• _WHAT THIS TASK INVOLVES_: Write each line out again exactly as written.

• _GIVEN RECORDS_:

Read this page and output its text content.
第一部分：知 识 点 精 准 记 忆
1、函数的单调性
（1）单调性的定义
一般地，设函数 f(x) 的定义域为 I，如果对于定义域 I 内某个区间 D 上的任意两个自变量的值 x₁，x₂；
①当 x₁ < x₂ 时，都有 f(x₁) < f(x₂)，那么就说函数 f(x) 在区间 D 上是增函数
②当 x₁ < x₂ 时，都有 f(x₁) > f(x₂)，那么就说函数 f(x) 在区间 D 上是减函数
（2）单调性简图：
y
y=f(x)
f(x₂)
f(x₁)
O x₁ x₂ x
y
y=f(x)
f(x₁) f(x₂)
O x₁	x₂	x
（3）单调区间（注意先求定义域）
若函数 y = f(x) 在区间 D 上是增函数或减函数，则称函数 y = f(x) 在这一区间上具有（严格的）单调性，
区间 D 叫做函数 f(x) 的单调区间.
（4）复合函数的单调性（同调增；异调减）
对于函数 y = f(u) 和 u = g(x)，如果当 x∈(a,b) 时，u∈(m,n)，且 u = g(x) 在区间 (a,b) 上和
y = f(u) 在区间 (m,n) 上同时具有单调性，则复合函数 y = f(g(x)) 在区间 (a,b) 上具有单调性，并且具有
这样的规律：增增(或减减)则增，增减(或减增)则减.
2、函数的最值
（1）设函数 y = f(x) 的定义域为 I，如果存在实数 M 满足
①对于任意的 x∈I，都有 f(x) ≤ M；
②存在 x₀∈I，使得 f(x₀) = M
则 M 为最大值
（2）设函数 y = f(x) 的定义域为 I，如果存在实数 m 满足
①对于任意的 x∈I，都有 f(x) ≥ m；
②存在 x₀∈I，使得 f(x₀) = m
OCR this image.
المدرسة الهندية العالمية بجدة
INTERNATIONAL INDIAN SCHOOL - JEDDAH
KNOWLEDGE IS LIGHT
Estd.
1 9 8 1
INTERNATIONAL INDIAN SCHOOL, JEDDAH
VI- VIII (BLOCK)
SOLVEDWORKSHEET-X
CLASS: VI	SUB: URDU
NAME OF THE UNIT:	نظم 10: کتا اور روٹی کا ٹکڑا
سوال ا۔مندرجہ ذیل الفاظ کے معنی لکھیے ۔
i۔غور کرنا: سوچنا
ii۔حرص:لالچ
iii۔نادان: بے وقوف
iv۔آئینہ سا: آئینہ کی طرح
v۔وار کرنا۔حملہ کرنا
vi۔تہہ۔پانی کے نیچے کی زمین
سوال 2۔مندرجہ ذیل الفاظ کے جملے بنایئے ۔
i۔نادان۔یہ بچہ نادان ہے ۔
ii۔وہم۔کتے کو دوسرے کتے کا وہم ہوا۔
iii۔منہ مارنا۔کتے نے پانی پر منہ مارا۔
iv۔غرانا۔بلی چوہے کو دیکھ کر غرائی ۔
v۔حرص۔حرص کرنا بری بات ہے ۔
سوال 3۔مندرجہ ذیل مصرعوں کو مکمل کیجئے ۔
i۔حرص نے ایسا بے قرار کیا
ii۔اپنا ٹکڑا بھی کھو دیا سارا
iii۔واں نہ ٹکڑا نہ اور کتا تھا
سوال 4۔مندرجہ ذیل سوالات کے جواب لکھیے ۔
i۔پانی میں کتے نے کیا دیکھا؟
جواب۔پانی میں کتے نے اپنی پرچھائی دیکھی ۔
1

• _COMPLETED EXERCISE_:
Read this page and output its text content.
第一部分：知 识 点 精 准 记 忆
1、函数的单调性
（1）单调性的定义
一般地，设函数 f(x) 的定义域为 I，如果对于定义域 I 内某个区间 D 上的任意两个自变量的值 x₁，x₂；
①当 x₁ < x₂ 时，都有 f(x₁) < f(x₂)，那么就说函数 f(x) 在区间 D 上是增函数
②当 x₁ < x₂ 时，都有 f(x₁) > f(x₂)，那么就说函数 f(x) 在区间 D 上是减函数
（2）单调性简图：
y
y=f(x)
f(x₂)
f(x₁)
O x₁ x₂ x
y
y=f(x)
f(x₁) f(x₂)
O x₁	x₂	x
（3）单调区间（注意先求定义域）
若函数 y = f(x) 在区间 D 上是增函数或减函数，则称函数 y = f(x) 在这一区间上具有（严格的）单调性，
区间 D 叫做函数 f(x) 的单调区间.
（4）复合函数的单调性（同调增；异调减）
对于函数 y = f(u) 和 u = g(x)，如果当 x∈(a,b) 时，u∈(m,n)，且 u = g(x) 在区间 (a,b) 上和
y = f(u) 在区间 (m,n) 上同时具有单调性，则复合函数 y = f(g(x)) 在区间 (a,b) 上具有单调性，并且具有
这样的规律：增增(或减减)则增，增减(或减增)则减.
2、函数的最值
（1）设函数 y = f(x) 的定义域为 I，如果存在实数 M 满足
①对于任意的 x∈I，都有 f(x) ≤ M；
②存在 x₀∈I，使得 f(x₀) = M
则 M 为最大值
（2）设函数 y = f(x) 的定义域为 I，如果存在实数 m 满足
①对于任意的 x∈I，都有 f(x) ≥ m；
②存在 x₀∈I，使得 f(x₀) = m
OCR this image.
المدرسة الهندية العالمية بجدة
INTERNATIONAL INDIAN SCHOOL - JEDDAH
KNOWLEDGE IS LIGHT
Estd.
1 9 8 1
INTERNATIONAL INDIAN SCHOOL, JEDDAH
VI- VIII (BLOCK)
SOLVEDWORKSHEET-X
CLASS: VI	SUB: URDU
NAME OF THE UNIT:	نظم 10: کتا اور روٹی کا ٹکڑا
سوال ا۔مندرجہ ذیل الفاظ کے معنی لکھیے ۔
i۔غور کرنا: سوچنا
ii۔حرص:لالچ
iii۔نادان: بے وقوف
iv۔آئینہ سا: آئینہ کی طرح
v۔وار کرنا۔حملہ کرنا
vi۔تہہ۔پانی کے نیچے کی زمین
سوال 2۔مندرجہ ذیل الفاظ کے جملے بنایئے ۔
i۔نادان۔یہ بچہ نادان ہے ۔
ii۔وہم۔کتے کو دوسرے کتے کا وہم ہوا۔
iii۔منہ مارنا۔کتے نے پانی پر منہ مارا۔
iv۔غرانا۔بلی چوہے کو دیکھ کر غرائی ۔
v۔حرص۔حرص کرنا بری بات ہے ۔
سوال 3۔مندرجہ ذیل مصرعوں کو مکمل کیجئے ۔
i۔حرص نے ایسا بے قرار کیا
ii۔اپنا ٹکڑا بھی کھو دیا سارا
iii۔واں نہ ٹکڑا نہ اور کتا تھا
سوال 4۔مندرجہ ذیل سوالات کے جواب لکھیے ۔
i۔پانی میں کتے نے کیا دیکھا؟
جواب۔پانی میں کتے نے اپنی پرچھائی دیکھی ۔
1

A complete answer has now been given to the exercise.